** START RECORDS **

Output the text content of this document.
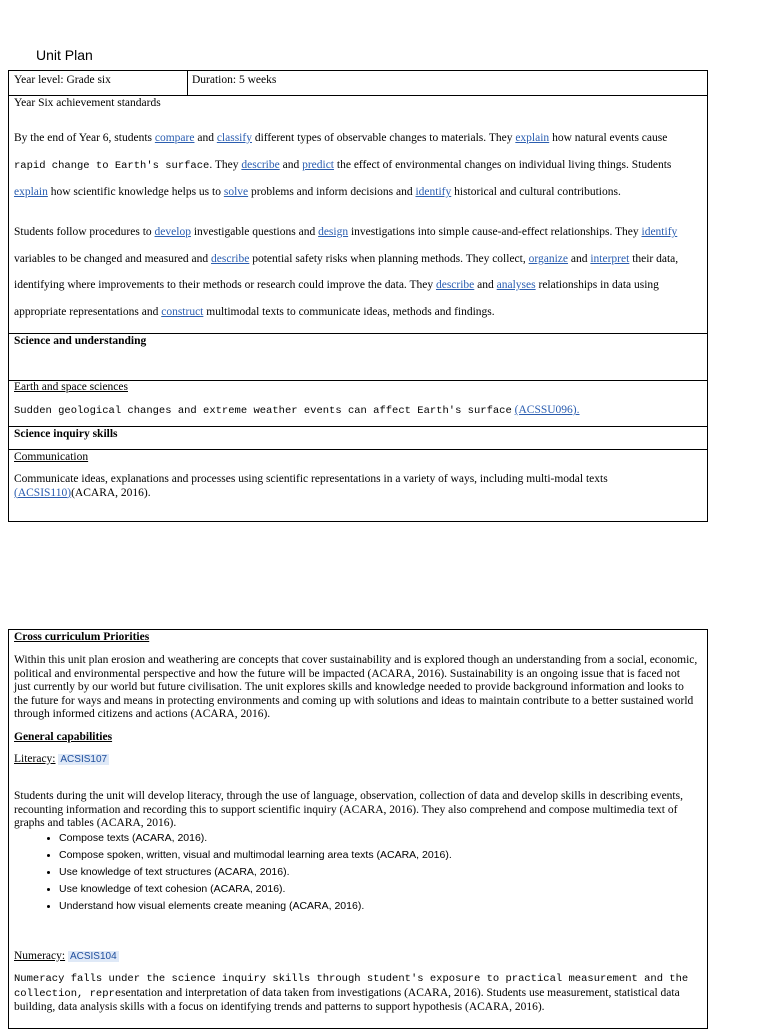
Unit Plan
Year level: Grade six	Duration: 5 weeks
Year Six achievement standards
By the end of Year 6, students compare and classify different types of observable changes to materials. They explain how natural events cause rapid change to Earth's surface. They describe and predict the effect of environmental changes on individual living things. Students explain how scientific knowledge helps us to solve problems and inform decisions and identify historical and cultural contributions.
Students follow procedures to develop investigable questions and design investigations into simple cause-and-effect relationships. They identify variables to be changed and measured and describe potential safety risks when planning methods. They collect, organize and interpret their data, identifying where improvements to their methods or research could improve the data. They describe and analyses relationships in data using appropriate representations and construct multimodal texts to communicate ideas, methods and findings.
Science and understanding
Earth and space sciences
Sudden geological changes and extreme weather events can affect Earth's surface (ACSSU096).
Science inquiry skills
Communication
Communicate ideas, explanations and processes using scientific representations in a variety of ways, including multi-modal texts (ACSIS110)(ACARA, 2016).
Cross curriculum Priorities
Within this unit plan erosion and weathering are concepts that cover sustainability and is explored though an understanding from a social, economic, political and environmental perspective and how the future will be impacted (ACARA, 2016). Sustainability is an ongoing issue that is faced not just currently by our world but future civilisation. The unit explores skills and knowledge needed to provide background information and looks to the future for ways and means in protecting environments and coming up with solutions and ideas to maintain contribute to a better sustained world through informed citizens and actions (ACARA, 2016).
General capabilities
Literacy: ACSIS107
Students during the unit will develop literacy, through the use of language, observation, collection of data and develop skills in describing events, recounting information and recording this to support scientific inquiry (ACARA, 2016). They also comprehend and compose multimedia text of graphs and tables (ACARA, 2016).
• Compose texts (ACARA, 2016).
• Compose spoken, written, visual and multimodal learning area texts (ACARA, 2016).
• Use knowledge of text structures (ACARA, 2016).
• Use knowledge of text cohesion (ACARA, 2016).
• Understand how visual elements create meaning (ACARA, 2016).
Numeracy: ACSIS104
Numeracy falls under the science inquiry skills through student's exposure to practical measurement and the collection, representation and interpretation of data taken from investigations (ACARA, 2016). Students use measurement, statistical data building, data analysis skills with a focus on identifying trends and patterns to support hypothesis (ACARA, 2016).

** END RECORDS **

PROMPT = Scan the data above; copy every line where "visual" appears.

FULL SOLUTION =
• Compose spoken, written, visual and multimodal learning area texts (ACARA, 2016).
• Understand how visual elements create meaning (ACARA, 2016).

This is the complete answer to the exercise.